--- Start of Records shown ---

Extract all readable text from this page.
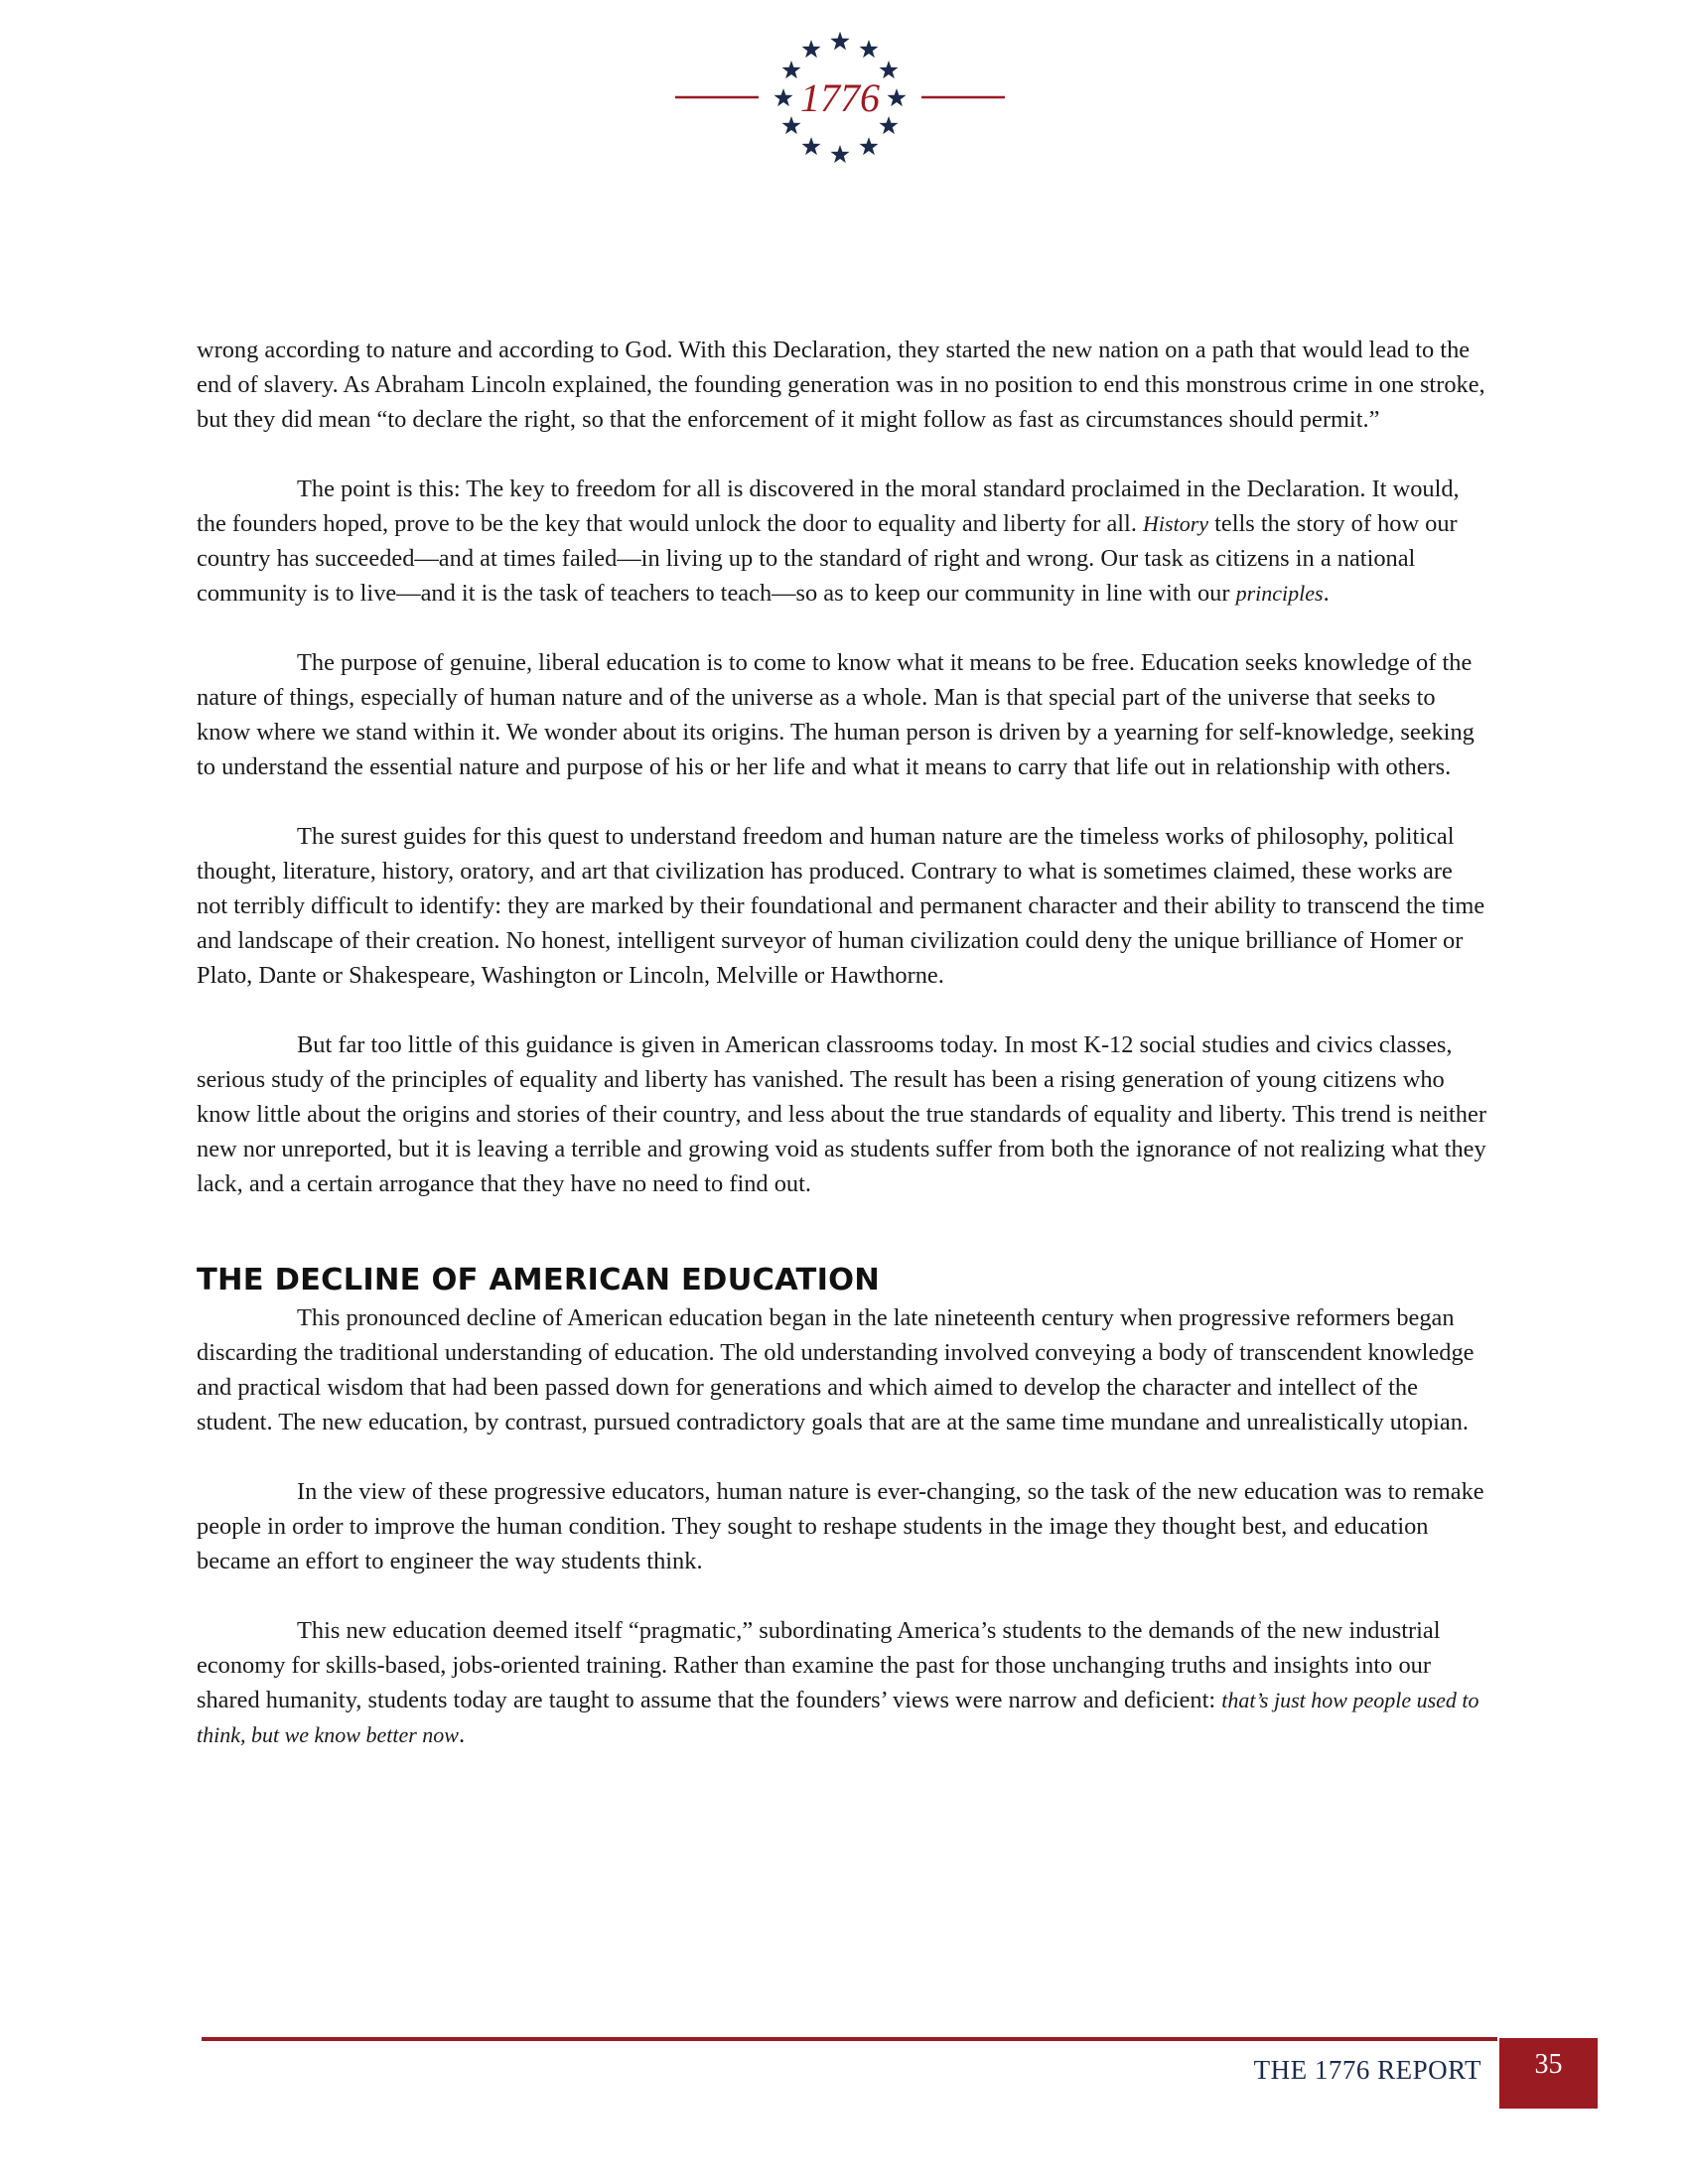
1776

wrong according to nature and according to God. With this Declaration, they started the new nation on a path that would lead to the end of slavery. As Abraham Lincoln explained, the founding generation was in no position to end this monstrous crime in one stroke, but they did mean “to declare the right, so that the enforcement of it might follow as fast as circumstances should permit.”

The point is this: The key to freedom for all is discovered in the moral standard proclaimed in the Declaration. It would, the founders hoped, prove to be the key that would unlock the door to equality and liberty for all. History tells the story of how our country has succeeded—and at times failed—in living up to the standard of right and wrong. Our task as citizens in a national community is to live—and it is the task of teachers to teach—so as to keep our community in line with our principles.

The purpose of genuine, liberal education is to come to know what it means to be free. Education seeks knowledge of the nature of things, especially of human nature and of the universe as a whole. Man is that special part of the universe that seeks to know where we stand within it. We wonder about its origins. The human person is driven by a yearning for self-knowledge, seeking to understand the essential nature and purpose of his or her life and what it means to carry that life out in relationship with others.

The surest guides for this quest to understand freedom and human nature are the timeless works of philosophy, political thought, literature, history, oratory, and art that civilization has produced. Contrary to what is sometimes claimed, these works are not terribly difficult to identify: they are marked by their foundational and permanent character and their ability to transcend the time and landscape of their creation. No honest, intelligent surveyor of human civilization could deny the unique brilliance of Homer or Plato, Dante or Shakespeare, Washington or Lincoln, Melville or Hawthorne.

But far too little of this guidance is given in American classrooms today. In most K-12 social studies and civics classes, serious study of the principles of equality and liberty has vanished. The result has been a rising generation of young citizens who know little about the origins and stories of their country, and less about the true standards of equality and liberty. This trend is neither new nor unreported, but it is leaving a terrible and growing void as students suffer from both the ignorance of not realizing what they lack, and a certain arrogance that they have no need to find out.

THE DECLINE OF AMERICAN EDUCATION

This pronounced decline of American education began in the late nineteenth century when progressive reformers began discarding the traditional understanding of education. The old understanding involved conveying a body of transcendent knowledge and practical wisdom that had been passed down for generations and which aimed to develop the character and intellect of the student. The new education, by contrast, pursued contradictory goals that are at the same time mundane and unrealistically utopian.

In the view of these progressive educators, human nature is ever-changing, so the task of the new education was to remake people in order to improve the human condition. They sought to reshape students in the image they thought best, and education became an effort to engineer the way students think.

This new education deemed itself “pragmatic,” subordinating America’s students to the demands of the new industrial economy for skills-based, jobs-oriented training. Rather than examine the past for those unchanging truths and insights into our shared humanity, students today are taught to assume that the founders’ views were narrow and deficient: that’s just how people used to think, but we know better now.

THE 1776 REPORT	35
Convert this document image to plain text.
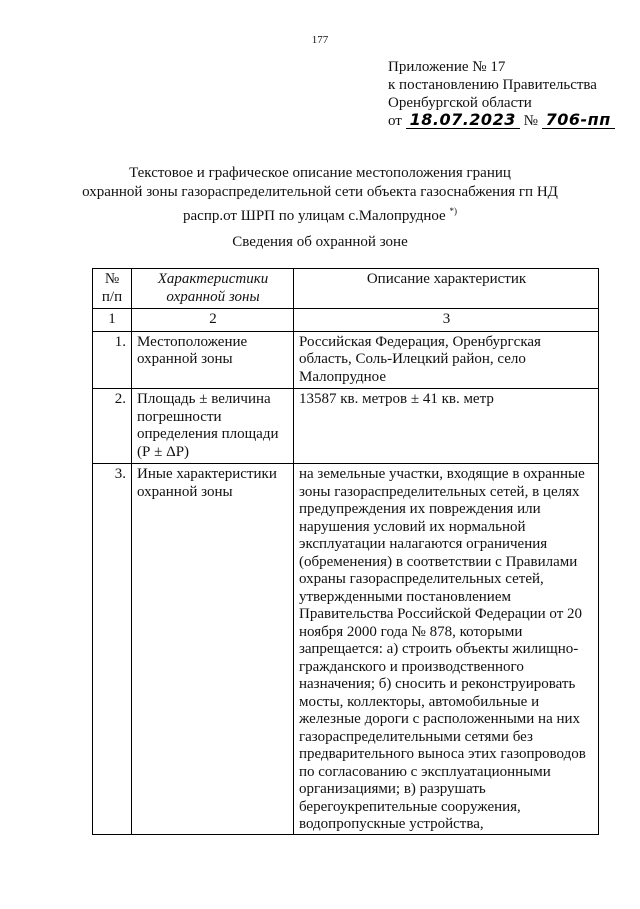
177
Приложение № 17
к постановлению Правительства
Оренбургской области
от 18.07.2023 № 706-пп
Текстовое и графическое описание местоположения границ
охранной зоны газораспределительной сети объекта газоснабжения гп НД
распр.от ШРП по улицам с.Малопрудное *)
Сведения об охранной зоне
№ п/п	Характеристики охранной зоны	Описание характеристик
1	2	3
1.	Местоположение охранной зоны	Российская Федерация, Оренбургская область, Соль-Илецкий район, село Малопрудное
2.	Площадь ± величина погрешности определения площади (Р ± ΔР)	13587 кв. метров ± 41 кв. метр
3.	Иные характеристики охранной зоны	на земельные участки, входящие в охранные зоны газораспределительных сетей, в целях предупреждения их повреждения или нарушения условий их нормальной эксплуатации налагаются ограничения (обременения) в соответствии с Правилами охраны газораспределительных сетей, утвержденными постановлением Правительства Российской Федерации от 20 ноября 2000 года № 878, которыми запрещается: а) строить объекты жилищно-гражданского и производственного назначения; б) сносить и реконструировать мосты, коллекторы, автомобильные и железные дороги с расположенными на них газораспределительными сетями без предварительного выноса этих газопроводов по согласованию с эксплуатационными организациями; в) разрушать берегоукрепительные сооружения, водопропускные устройства,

--- End of Records shown ---

> [Task requirements]:
Print each entry shown above with exact wording and no pictures.

> [Completed exercise]:
Extract all readable text from this page.
1776

wrong according to nature and according to God. With this Declaration, they started the new nation on a path that would lead to the end of slavery. As Abraham Lincoln explained, the founding generation was in no position to end this monstrous crime in one stroke, but they did mean “to declare the right, so that the enforcement of it might follow as fast as circumstances should permit.”

The point is this: The key to freedom for all is discovered in the moral standard proclaimed in the Declaration. It would, the founders hoped, prove to be the key that would unlock the door to equality and liberty for all. History tells the story of how our country has succeeded—and at times failed—in living up to the standard of right and wrong. Our task as citizens in a national community is to live—and it is the task of teachers to teach—so as to keep our community in line with our principles.

The purpose of genuine, liberal education is to come to know what it means to be free. Education seeks knowledge of the nature of things, especially of human nature and of the universe as a whole. Man is that special part of the universe that seeks to know where we stand within it. We wonder about its origins. The human person is driven by a yearning for self-knowledge, seeking to understand the essential nature and purpose of his or her life and what it means to carry that life out in relationship with others.

The surest guides for this quest to understand freedom and human nature are the timeless works of philosophy, political thought, literature, history, oratory, and art that civilization has produced. Contrary to what is sometimes claimed, these works are not terribly difficult to identify: they are marked by their foundational and permanent character and their ability to transcend the time and landscape of their creation. No honest, intelligent surveyor of human civilization could deny the unique brilliance of Homer or Plato, Dante or Shakespeare, Washington or Lincoln, Melville or Hawthorne.

But far too little of this guidance is given in American classrooms today. In most K-12 social studies and civics classes, serious study of the principles of equality and liberty has vanished. The result has been a rising generation of young citizens who know little about the origins and stories of their country, and less about the true standards of equality and liberty. This trend is neither new nor unreported, but it is leaving a terrible and growing void as students suffer from both the ignorance of not realizing what they lack, and a certain arrogance that they have no need to find out.

THE DECLINE OF AMERICAN EDUCATION

This pronounced decline of American education began in the late nineteenth century when progressive reformers began discarding the traditional understanding of education. The old understanding involved conveying a body of transcendent knowledge and practical wisdom that had been passed down for generations and which aimed to develop the character and intellect of the student. The new education, by contrast, pursued contradictory goals that are at the same time mundane and unrealistically utopian.

In the view of these progressive educators, human nature is ever-changing, so the task of the new education was to remake people in order to improve the human condition. They sought to reshape students in the image they thought best, and education became an effort to engineer the way students think.

This new education deemed itself “pragmatic,” subordinating America’s students to the demands of the new industrial economy for skills-based, jobs-oriented training. Rather than examine the past for those unchanging truths and insights into our shared humanity, students today are taught to assume that the founders’ views were narrow and deficient: that’s just how people used to think, but we know better now.

THE 1776 REPORT	35
Convert this document image to plain text.
177
Приложение № 17
к постановлению Правительства
Оренбургской области
от 18.07.2023 № 706-пп
Текстовое и графическое описание местоположения границ
охранной зоны газораспределительной сети объекта газоснабжения гп НД
распр.от ШРП по улицам с.Малопрудное *)
Сведения об охранной зоне
№ п/п	Характеристики охранной зоны	Описание характеристик
1	2	3
1.	Местоположение охранной зоны	Российская Федерация, Оренбургская область, Соль-Илецкий район, село Малопрудное
2.	Площадь ± величина погрешности определения площади (Р ± ΔР)	13587 кв. метров ± 41 кв. метр
3.	Иные характеристики охранной зоны	на земельные участки, входящие в охранные зоны газораспределительных сетей, в целях предупреждения их повреждения или нарушения условий их нормальной эксплуатации налагаются ограничения (обременения) в соответствии с Правилами охраны газораспределительных сетей, утвержденными постановлением Правительства Российской Федерации от 20 ноября 2000 года № 878, которыми запрещается: а) строить объекты жилищно-гражданского и производственного назначения; б) сносить и реконструировать мосты, коллекторы, автомобильные и железные дороги с расположенными на них газораспределительными сетями без предварительного выноса этих газопроводов по согласованию с эксплуатационными организациями; в) разрушать берегоукрепительные сооружения, водопропускные устройства,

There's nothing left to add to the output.